------ Recorded data ------

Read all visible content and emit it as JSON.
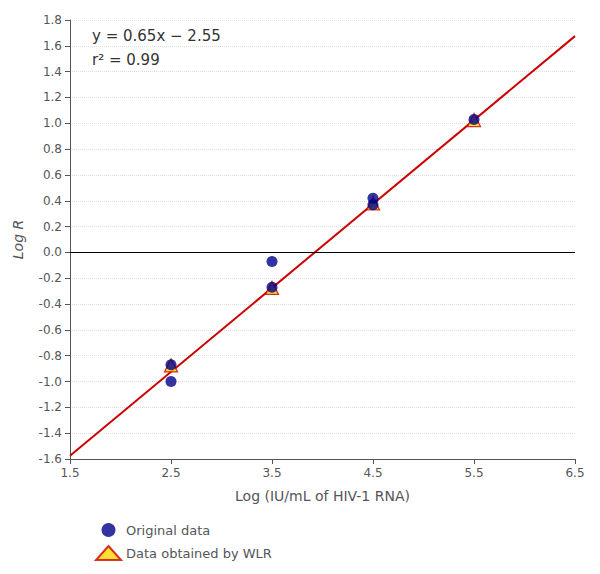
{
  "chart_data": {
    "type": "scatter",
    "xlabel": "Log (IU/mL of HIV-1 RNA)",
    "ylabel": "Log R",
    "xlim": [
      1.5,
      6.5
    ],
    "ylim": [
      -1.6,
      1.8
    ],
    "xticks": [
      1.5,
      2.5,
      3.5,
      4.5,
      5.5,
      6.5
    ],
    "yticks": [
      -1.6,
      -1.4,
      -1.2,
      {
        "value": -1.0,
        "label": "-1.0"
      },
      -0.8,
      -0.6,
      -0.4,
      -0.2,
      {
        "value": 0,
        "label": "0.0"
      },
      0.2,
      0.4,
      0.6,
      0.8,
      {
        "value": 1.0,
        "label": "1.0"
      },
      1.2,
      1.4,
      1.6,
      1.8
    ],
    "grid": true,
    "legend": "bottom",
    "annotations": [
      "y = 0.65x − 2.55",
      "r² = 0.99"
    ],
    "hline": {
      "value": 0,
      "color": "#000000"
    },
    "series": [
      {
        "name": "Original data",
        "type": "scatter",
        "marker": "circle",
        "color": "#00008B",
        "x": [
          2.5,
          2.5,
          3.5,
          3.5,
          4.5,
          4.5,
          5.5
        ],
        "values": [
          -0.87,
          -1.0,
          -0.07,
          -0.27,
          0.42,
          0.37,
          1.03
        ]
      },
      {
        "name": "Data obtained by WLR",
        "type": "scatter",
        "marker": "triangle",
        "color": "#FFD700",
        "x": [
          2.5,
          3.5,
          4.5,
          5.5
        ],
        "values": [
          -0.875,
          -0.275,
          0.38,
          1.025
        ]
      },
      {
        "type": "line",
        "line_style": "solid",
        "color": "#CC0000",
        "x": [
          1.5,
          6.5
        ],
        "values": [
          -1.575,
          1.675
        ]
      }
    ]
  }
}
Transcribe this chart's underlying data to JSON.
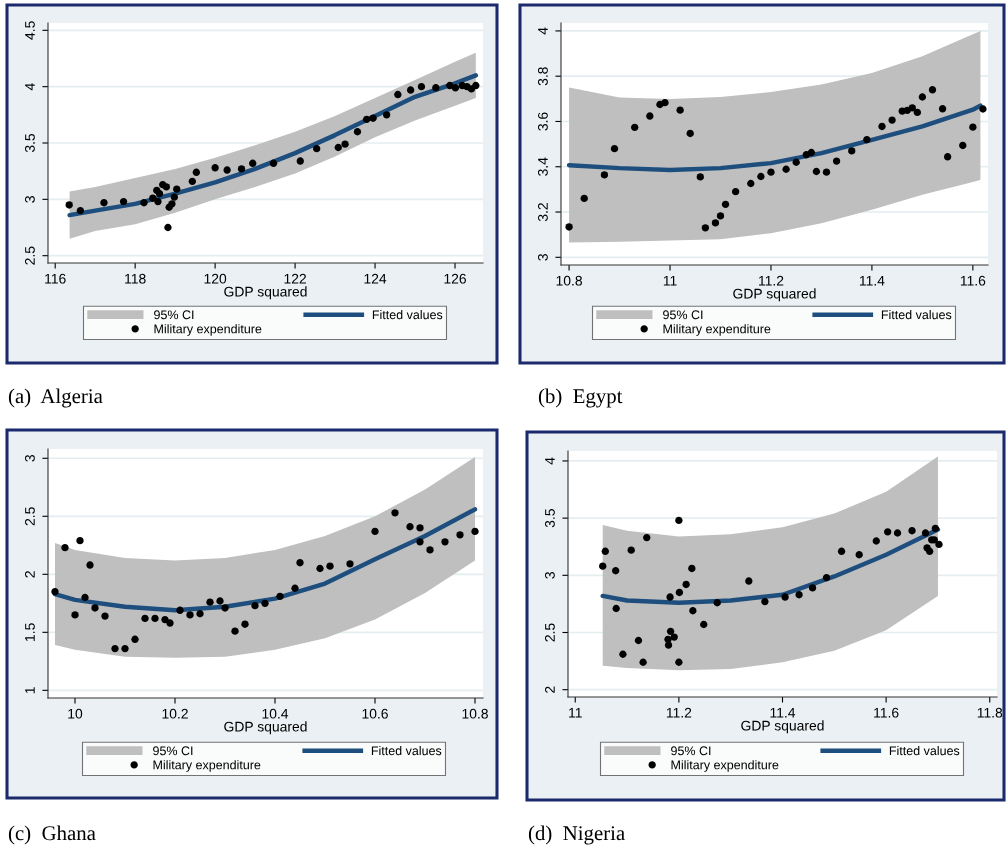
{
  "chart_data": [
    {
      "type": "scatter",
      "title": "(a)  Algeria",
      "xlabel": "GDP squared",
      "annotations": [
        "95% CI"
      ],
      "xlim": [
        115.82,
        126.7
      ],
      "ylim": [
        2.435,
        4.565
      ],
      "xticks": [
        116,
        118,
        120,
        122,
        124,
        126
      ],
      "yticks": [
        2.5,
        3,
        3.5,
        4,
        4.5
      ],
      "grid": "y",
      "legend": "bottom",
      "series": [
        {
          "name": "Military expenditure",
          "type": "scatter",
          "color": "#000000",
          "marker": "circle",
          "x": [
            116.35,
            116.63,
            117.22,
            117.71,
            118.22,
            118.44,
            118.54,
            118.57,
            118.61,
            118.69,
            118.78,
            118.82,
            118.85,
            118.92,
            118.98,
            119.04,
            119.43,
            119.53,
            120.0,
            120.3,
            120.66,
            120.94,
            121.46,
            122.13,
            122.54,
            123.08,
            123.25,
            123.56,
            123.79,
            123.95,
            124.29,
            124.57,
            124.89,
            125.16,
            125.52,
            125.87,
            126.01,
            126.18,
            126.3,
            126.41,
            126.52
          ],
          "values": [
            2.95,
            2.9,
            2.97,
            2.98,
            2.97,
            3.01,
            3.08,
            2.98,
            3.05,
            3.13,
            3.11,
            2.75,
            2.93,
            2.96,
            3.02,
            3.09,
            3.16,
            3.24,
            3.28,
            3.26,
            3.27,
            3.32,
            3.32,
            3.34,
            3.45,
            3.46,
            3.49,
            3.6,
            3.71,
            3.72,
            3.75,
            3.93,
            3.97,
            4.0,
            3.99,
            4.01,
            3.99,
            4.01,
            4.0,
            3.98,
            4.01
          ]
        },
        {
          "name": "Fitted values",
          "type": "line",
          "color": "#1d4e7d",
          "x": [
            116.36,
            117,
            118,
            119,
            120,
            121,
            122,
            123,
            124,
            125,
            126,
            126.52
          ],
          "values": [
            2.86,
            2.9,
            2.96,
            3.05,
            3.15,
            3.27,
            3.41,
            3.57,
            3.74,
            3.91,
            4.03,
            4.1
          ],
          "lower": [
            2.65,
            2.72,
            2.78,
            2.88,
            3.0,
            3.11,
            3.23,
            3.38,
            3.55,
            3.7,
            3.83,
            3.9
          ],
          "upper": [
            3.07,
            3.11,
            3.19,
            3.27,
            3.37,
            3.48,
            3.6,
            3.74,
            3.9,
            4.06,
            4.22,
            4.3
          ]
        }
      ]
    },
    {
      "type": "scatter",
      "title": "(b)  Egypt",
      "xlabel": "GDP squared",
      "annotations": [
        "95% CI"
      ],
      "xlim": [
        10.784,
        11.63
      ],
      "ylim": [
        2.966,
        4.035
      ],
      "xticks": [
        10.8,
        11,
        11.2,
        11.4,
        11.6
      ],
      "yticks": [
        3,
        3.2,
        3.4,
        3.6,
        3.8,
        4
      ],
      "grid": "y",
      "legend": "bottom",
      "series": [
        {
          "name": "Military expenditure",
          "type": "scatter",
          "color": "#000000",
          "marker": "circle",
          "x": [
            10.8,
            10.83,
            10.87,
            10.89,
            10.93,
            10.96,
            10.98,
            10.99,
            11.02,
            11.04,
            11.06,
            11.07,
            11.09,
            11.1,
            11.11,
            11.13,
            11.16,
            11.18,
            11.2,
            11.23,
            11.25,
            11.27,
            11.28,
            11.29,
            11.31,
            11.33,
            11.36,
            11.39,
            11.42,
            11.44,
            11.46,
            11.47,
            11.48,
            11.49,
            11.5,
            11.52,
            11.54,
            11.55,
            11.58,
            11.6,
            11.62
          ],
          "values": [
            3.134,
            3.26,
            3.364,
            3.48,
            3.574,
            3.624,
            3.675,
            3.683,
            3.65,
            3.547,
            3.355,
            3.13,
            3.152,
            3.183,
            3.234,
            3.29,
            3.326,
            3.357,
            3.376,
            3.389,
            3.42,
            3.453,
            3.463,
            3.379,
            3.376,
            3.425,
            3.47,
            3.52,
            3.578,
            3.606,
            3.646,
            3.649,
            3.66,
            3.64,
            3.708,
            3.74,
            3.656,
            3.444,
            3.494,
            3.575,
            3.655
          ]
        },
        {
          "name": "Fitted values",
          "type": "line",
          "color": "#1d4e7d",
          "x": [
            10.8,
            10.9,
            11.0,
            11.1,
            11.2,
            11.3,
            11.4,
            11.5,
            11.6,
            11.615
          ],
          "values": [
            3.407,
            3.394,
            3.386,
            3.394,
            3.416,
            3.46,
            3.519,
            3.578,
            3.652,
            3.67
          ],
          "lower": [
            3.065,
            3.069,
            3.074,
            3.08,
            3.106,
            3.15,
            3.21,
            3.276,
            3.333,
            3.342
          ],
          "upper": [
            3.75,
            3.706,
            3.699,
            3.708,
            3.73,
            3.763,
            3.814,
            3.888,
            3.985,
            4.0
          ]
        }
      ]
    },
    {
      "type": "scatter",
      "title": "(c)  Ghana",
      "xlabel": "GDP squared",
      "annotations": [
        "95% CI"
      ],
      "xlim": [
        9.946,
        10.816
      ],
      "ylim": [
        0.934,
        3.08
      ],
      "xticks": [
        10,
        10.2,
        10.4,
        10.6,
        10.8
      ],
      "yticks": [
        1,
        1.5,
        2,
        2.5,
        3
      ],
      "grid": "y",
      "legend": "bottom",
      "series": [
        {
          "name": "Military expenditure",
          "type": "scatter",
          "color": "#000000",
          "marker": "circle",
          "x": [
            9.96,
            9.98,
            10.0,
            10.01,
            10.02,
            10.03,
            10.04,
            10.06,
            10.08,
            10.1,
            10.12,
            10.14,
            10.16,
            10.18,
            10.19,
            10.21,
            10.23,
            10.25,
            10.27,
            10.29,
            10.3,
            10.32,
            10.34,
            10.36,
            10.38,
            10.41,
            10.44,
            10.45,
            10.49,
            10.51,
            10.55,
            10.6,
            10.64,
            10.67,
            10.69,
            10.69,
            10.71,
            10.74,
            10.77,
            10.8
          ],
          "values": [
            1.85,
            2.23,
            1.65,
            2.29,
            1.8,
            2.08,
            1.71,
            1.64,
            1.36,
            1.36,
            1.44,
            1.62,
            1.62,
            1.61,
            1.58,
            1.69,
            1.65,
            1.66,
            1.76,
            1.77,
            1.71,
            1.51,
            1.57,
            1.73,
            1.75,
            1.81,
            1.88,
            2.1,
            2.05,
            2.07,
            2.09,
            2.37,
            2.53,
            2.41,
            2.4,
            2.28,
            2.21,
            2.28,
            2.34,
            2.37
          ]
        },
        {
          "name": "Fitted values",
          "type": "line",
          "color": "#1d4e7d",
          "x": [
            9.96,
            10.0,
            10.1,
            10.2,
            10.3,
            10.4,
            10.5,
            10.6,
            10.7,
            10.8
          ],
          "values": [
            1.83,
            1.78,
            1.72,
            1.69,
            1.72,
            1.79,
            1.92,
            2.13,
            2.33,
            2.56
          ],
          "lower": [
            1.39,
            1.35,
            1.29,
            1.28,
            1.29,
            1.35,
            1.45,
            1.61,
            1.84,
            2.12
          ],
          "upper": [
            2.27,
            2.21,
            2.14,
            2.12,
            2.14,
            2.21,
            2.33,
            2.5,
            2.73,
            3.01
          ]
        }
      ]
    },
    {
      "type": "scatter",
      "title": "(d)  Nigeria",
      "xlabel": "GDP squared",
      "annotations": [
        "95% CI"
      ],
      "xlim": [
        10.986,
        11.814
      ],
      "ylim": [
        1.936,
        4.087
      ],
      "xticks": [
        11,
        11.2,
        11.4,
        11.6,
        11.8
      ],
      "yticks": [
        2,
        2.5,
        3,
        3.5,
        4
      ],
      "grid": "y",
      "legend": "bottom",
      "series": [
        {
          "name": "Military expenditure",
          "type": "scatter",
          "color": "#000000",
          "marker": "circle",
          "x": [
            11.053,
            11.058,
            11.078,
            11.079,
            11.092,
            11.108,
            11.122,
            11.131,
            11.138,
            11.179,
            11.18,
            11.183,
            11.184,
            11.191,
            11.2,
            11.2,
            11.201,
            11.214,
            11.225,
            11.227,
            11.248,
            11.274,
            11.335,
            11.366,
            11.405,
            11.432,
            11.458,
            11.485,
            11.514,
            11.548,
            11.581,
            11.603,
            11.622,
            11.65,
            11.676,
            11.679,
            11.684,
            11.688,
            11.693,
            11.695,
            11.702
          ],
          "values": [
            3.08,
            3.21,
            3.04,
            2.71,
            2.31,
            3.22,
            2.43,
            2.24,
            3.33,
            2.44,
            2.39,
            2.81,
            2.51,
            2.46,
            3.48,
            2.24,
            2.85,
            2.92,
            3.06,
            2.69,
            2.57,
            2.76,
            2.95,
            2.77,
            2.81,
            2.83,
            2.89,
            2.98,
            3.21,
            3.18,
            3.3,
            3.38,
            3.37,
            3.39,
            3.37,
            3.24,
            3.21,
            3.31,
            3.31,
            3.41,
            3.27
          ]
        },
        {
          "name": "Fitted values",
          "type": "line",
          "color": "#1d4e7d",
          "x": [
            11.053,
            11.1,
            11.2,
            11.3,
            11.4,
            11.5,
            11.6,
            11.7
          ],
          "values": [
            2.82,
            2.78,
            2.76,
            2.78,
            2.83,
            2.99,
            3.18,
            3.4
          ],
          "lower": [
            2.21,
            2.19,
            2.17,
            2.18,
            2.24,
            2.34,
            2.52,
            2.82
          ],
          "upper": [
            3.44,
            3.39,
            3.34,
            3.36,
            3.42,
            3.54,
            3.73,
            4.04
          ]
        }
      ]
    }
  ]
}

------

A number is the only answer here: how many lines of the material above contain "title"?

Problem solution
4